→ **YOUR TASK**
Look through the material below. Copy each line that contains the string "diploma".

[Dataset rows]
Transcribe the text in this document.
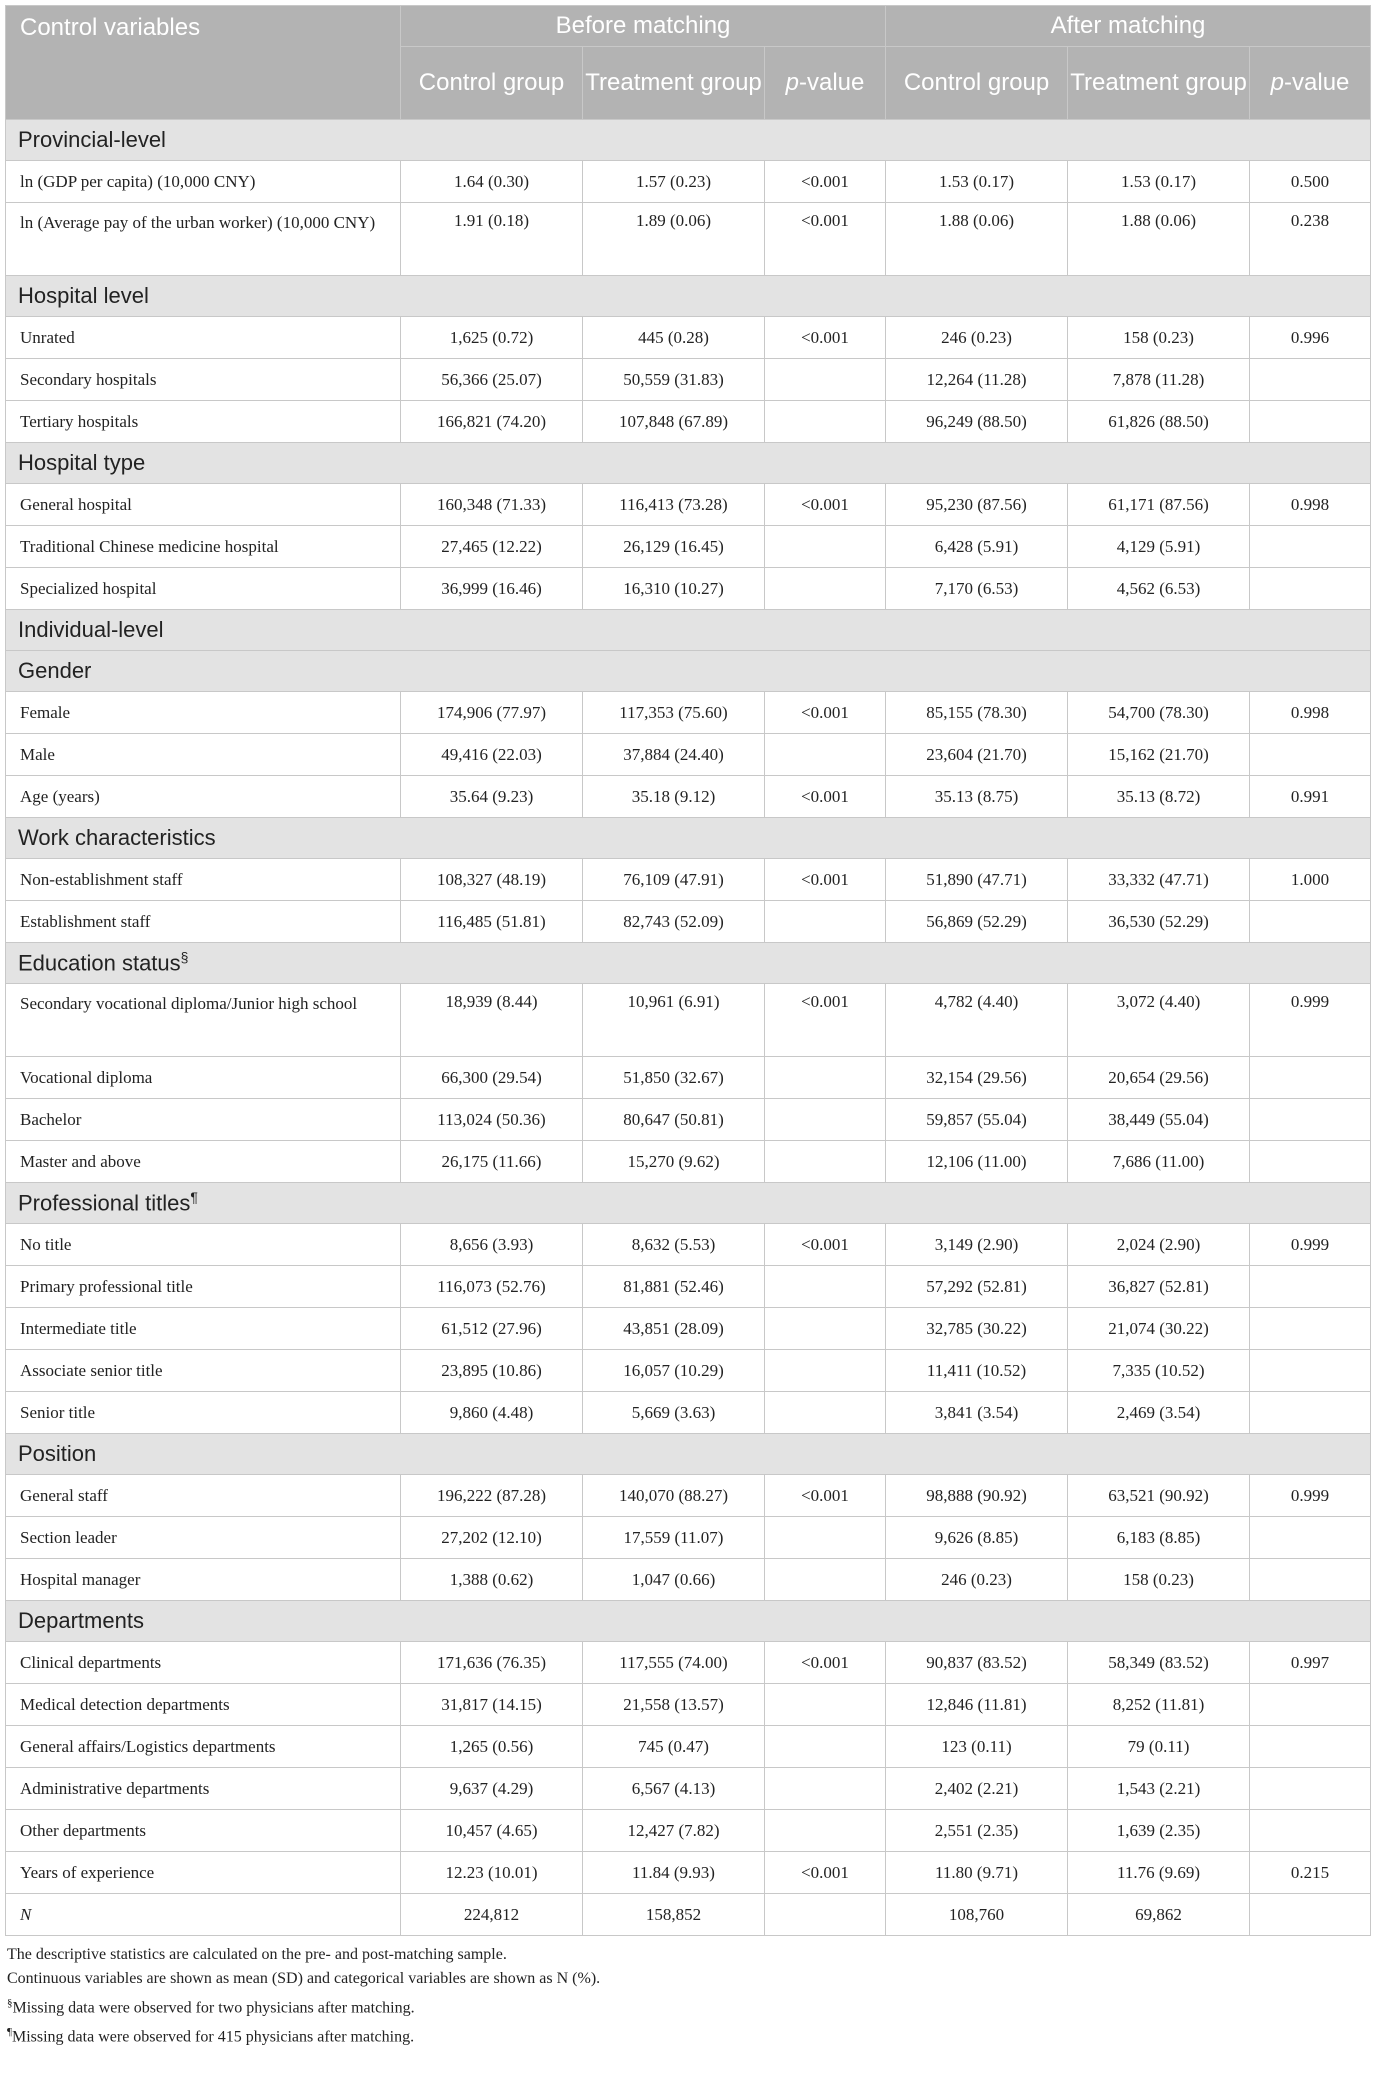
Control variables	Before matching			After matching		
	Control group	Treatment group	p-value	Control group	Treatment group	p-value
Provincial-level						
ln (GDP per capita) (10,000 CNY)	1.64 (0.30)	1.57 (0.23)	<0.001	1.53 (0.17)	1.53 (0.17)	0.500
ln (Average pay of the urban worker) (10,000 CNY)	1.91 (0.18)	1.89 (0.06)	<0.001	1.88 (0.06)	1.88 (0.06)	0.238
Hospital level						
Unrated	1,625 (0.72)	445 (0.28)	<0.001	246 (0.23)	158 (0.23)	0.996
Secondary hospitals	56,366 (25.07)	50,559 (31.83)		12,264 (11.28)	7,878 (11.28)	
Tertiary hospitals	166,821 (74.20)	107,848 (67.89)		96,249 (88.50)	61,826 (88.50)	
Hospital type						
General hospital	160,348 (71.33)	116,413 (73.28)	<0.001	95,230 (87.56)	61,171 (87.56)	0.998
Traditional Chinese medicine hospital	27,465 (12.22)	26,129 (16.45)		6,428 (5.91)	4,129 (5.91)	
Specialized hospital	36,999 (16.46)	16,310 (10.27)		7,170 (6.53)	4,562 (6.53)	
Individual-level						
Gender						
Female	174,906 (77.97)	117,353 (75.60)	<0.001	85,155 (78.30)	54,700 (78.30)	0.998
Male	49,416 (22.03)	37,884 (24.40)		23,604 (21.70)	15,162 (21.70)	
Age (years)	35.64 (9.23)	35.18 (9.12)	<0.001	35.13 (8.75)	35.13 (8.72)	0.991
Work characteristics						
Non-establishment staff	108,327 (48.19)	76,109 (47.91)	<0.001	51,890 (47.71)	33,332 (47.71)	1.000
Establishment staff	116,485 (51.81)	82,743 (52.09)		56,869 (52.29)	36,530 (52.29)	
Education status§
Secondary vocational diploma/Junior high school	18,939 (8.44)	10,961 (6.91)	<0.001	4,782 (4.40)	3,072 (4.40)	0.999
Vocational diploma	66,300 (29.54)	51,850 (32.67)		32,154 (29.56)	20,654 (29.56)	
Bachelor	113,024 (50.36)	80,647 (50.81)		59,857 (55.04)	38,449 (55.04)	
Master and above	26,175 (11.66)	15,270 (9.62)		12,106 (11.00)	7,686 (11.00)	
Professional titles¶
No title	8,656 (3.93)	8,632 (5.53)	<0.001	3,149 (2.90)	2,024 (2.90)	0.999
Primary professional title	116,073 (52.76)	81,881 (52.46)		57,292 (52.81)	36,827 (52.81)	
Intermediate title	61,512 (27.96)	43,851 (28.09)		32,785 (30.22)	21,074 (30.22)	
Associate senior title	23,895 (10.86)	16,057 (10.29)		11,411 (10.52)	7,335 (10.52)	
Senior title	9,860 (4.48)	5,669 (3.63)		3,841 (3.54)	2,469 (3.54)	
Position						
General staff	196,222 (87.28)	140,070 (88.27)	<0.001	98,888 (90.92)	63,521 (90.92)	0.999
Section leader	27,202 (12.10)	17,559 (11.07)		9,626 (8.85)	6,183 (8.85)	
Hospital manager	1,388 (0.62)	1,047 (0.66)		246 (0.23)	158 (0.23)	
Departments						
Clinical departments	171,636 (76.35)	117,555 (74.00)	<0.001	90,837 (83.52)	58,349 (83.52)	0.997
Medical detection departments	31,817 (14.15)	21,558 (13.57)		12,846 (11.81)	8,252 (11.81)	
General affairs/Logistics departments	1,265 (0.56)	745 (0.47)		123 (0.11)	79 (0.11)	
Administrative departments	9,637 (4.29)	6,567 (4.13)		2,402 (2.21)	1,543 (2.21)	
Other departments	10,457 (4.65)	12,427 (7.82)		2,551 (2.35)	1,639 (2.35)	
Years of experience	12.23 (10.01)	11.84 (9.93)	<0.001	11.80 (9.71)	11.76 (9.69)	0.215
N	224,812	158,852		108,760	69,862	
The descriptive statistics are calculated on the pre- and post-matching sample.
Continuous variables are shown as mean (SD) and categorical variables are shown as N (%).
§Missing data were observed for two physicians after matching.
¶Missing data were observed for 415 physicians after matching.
* * *
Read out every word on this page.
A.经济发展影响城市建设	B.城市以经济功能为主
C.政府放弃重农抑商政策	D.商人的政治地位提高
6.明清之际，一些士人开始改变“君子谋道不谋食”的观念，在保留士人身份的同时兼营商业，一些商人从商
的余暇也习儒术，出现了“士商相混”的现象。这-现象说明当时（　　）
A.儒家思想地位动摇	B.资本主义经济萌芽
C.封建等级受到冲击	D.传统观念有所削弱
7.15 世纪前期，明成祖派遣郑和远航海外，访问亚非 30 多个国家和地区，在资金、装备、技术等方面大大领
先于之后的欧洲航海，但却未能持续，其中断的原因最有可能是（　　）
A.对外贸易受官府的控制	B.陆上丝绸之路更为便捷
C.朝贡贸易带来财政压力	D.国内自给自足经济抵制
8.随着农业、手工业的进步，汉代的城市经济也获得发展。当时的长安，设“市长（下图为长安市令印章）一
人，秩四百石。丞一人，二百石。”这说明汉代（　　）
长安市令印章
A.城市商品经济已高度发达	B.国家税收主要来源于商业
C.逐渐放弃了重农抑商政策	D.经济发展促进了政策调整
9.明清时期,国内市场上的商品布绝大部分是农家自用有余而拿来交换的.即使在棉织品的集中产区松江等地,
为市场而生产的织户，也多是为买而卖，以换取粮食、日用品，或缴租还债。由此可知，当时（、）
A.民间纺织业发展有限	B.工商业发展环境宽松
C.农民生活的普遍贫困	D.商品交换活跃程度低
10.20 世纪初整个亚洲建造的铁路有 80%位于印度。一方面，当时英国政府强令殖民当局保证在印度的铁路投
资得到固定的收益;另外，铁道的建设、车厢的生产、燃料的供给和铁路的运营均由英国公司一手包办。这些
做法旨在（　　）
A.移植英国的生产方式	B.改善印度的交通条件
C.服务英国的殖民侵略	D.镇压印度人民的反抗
---
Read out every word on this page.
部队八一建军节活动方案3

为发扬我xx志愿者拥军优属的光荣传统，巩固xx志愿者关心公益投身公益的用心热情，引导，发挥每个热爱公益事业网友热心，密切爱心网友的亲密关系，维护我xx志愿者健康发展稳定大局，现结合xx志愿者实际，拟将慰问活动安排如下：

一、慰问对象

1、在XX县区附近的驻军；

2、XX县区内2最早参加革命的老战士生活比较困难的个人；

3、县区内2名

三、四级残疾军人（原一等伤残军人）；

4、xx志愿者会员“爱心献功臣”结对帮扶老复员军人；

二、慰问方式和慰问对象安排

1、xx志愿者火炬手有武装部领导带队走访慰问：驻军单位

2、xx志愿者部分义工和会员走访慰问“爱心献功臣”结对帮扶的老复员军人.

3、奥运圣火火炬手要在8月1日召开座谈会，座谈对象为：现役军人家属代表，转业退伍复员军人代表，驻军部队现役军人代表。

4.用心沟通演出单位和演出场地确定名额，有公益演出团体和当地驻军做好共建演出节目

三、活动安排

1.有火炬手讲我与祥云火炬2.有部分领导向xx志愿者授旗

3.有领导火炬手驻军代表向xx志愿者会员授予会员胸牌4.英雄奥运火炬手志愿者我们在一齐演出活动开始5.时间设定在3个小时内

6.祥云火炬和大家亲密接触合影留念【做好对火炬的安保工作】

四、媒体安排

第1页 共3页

→ **RESULT OF THIS TASK**
Secondary vocational diploma/Junior high school	18,939 (8.44)	10,961 (6.91)	<0.001	4,782 (4.40)	3,072 (4.40)	0.999
Vocational diploma	66,300 (29.54)	51,850 (32.67)		32,154 (29.56)	20,654 (29.56)	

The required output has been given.